▶ Goal:
Identify the lines that include the word "Martjanci", then copy all of them.

▶ Exercise input:
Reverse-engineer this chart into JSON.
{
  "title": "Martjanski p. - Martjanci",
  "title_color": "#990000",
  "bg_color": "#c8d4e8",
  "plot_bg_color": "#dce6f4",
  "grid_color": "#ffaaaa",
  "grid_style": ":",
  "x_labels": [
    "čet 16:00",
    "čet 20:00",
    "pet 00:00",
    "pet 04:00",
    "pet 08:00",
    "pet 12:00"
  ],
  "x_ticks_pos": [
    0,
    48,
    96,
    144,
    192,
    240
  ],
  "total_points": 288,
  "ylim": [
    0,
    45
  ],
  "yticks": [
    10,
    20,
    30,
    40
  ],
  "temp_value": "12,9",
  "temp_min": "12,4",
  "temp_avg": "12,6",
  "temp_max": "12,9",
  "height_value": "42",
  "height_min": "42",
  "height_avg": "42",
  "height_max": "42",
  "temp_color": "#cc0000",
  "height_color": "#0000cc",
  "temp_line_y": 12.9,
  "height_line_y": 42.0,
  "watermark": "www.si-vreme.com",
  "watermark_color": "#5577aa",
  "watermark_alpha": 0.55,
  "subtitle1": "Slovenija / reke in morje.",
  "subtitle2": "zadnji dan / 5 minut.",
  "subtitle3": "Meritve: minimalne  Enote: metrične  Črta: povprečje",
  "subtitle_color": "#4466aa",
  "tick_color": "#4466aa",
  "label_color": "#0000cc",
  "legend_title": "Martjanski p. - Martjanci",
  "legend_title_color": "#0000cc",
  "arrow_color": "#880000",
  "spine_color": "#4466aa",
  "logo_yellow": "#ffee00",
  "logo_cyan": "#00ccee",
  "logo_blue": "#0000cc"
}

▶ Final answer:
  "title": "Martjanski p. - Martjanci",
  "legend_title": "Martjanski p. - Martjanci",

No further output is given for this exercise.